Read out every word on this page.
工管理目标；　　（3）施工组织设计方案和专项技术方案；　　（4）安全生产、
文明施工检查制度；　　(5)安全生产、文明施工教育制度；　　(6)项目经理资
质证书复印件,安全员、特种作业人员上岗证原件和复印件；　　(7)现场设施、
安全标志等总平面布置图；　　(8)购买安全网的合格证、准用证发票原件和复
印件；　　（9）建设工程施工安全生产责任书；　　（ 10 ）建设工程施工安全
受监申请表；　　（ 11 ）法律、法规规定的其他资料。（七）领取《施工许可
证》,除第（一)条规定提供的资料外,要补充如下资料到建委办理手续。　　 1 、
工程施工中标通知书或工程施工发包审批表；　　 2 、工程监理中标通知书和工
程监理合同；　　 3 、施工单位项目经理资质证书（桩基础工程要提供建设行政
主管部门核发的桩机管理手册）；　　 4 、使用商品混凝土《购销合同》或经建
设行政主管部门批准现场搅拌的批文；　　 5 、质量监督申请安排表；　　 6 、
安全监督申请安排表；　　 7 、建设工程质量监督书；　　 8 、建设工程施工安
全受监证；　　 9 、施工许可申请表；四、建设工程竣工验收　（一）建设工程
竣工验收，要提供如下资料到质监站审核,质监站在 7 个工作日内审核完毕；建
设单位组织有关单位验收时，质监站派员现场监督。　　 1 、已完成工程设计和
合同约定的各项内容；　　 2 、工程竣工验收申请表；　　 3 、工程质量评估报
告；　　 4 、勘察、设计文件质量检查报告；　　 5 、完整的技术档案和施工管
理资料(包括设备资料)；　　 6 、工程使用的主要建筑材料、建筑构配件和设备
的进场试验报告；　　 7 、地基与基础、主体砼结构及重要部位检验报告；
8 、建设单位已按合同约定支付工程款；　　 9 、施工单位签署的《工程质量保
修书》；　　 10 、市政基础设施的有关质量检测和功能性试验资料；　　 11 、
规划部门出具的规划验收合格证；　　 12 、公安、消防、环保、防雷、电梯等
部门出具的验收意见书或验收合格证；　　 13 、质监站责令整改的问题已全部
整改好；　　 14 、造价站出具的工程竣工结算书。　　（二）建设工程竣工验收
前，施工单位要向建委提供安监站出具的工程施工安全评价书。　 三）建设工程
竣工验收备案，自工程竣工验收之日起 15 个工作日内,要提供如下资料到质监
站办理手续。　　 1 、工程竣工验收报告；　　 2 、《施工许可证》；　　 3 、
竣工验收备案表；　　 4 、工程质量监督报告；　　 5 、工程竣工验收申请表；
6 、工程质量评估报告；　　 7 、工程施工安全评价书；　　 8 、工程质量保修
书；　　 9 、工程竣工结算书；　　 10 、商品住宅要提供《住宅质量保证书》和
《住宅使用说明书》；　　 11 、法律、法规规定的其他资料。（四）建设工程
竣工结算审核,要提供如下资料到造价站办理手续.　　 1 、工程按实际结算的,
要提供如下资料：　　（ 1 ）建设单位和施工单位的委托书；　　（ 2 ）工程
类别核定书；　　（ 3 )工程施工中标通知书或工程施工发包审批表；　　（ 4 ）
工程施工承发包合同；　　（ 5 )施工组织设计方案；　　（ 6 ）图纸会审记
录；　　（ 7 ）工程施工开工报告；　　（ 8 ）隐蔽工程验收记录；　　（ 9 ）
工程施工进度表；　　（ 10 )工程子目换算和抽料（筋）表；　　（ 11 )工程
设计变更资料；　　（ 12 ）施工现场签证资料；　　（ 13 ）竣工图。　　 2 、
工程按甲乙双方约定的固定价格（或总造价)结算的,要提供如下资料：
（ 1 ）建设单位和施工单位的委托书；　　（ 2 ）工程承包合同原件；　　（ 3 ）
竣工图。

· · ·

Directions: Word for word, quote all of the data above.

Expected answer:
Read out every word on this page.
工管理目标；　　（3）施工组织设计方案和专项技术方案；　　（4）安全生产、
文明施工检查制度；　　(5)安全生产、文明施工教育制度；　　(6)项目经理资
质证书复印件,安全员、特种作业人员上岗证原件和复印件；　　(7)现场设施、
安全标志等总平面布置图；　　(8)购买安全网的合格证、准用证发票原件和复
印件；　　（9）建设工程施工安全生产责任书；　　（ 10 ）建设工程施工安全
受监申请表；　　（ 11 ）法律、法规规定的其他资料。（七）领取《施工许可
证》,除第（一)条规定提供的资料外,要补充如下资料到建委办理手续。　　 1 、
工程施工中标通知书或工程施工发包审批表；　　 2 、工程监理中标通知书和工
程监理合同；　　 3 、施工单位项目经理资质证书（桩基础工程要提供建设行政
主管部门核发的桩机管理手册）；　　 4 、使用商品混凝土《购销合同》或经建
设行政主管部门批准现场搅拌的批文；　　 5 、质量监督申请安排表；　　 6 、
安全监督申请安排表；　　 7 、建设工程质量监督书；　　 8 、建设工程施工安
全受监证；　　 9 、施工许可申请表；四、建设工程竣工验收　（一）建设工程
竣工验收，要提供如下资料到质监站审核,质监站在 7 个工作日内审核完毕；建
设单位组织有关单位验收时，质监站派员现场监督。　　 1 、已完成工程设计和
合同约定的各项内容；　　 2 、工程竣工验收申请表；　　 3 、工程质量评估报
告；　　 4 、勘察、设计文件质量检查报告；　　 5 、完整的技术档案和施工管
理资料(包括设备资料)；　　 6 、工程使用的主要建筑材料、建筑构配件和设备
的进场试验报告；　　 7 、地基与基础、主体砼结构及重要部位检验报告；
8 、建设单位已按合同约定支付工程款；　　 9 、施工单位签署的《工程质量保
修书》；　　 10 、市政基础设施的有关质量检测和功能性试验资料；　　 11 、
规划部门出具的规划验收合格证；　　 12 、公安、消防、环保、防雷、电梯等
部门出具的验收意见书或验收合格证；　　 13 、质监站责令整改的问题已全部
整改好；　　 14 、造价站出具的工程竣工结算书。　　（二）建设工程竣工验收
前，施工单位要向建委提供安监站出具的工程施工安全评价书。　 三）建设工程
竣工验收备案，自工程竣工验收之日起 15 个工作日内,要提供如下资料到质监
站办理手续。　　 1 、工程竣工验收报告；　　 2 、《施工许可证》；　　 3 、
竣工验收备案表；　　 4 、工程质量监督报告；　　 5 、工程竣工验收申请表；
6 、工程质量评估报告；　　 7 、工程施工安全评价书；　　 8 、工程质量保修
书；　　 9 、工程竣工结算书；　　 10 、商品住宅要提供《住宅质量保证书》和
《住宅使用说明书》；　　 11 、法律、法规规定的其他资料。（四）建设工程
竣工结算审核,要提供如下资料到造价站办理手续.　　 1 、工程按实际结算的,
要提供如下资料：　　（ 1 ）建设单位和施工单位的委托书；　　（ 2 ）工程
类别核定书；　　（ 3 )工程施工中标通知书或工程施工发包审批表；　　（ 4 ）
工程施工承发包合同；　　（ 5 )施工组织设计方案；　　（ 6 ）图纸会审记
录；　　（ 7 ）工程施工开工报告；　　（ 8 ）隐蔽工程验收记录；　　（ 9 ）
工程施工进度表；　　（ 10 )工程子目换算和抽料（筋）表；　　（ 11 )工程
设计变更资料；　　（ 12 ）施工现场签证资料；　　（ 13 ）竣工图。　　 2 、
工程按甲乙双方约定的固定价格（或总造价)结算的,要提供如下资料：
（ 1 ）建设单位和施工单位的委托书；　　（ 2 ）工程承包合同原件；　　（ 3 ）
竣工图。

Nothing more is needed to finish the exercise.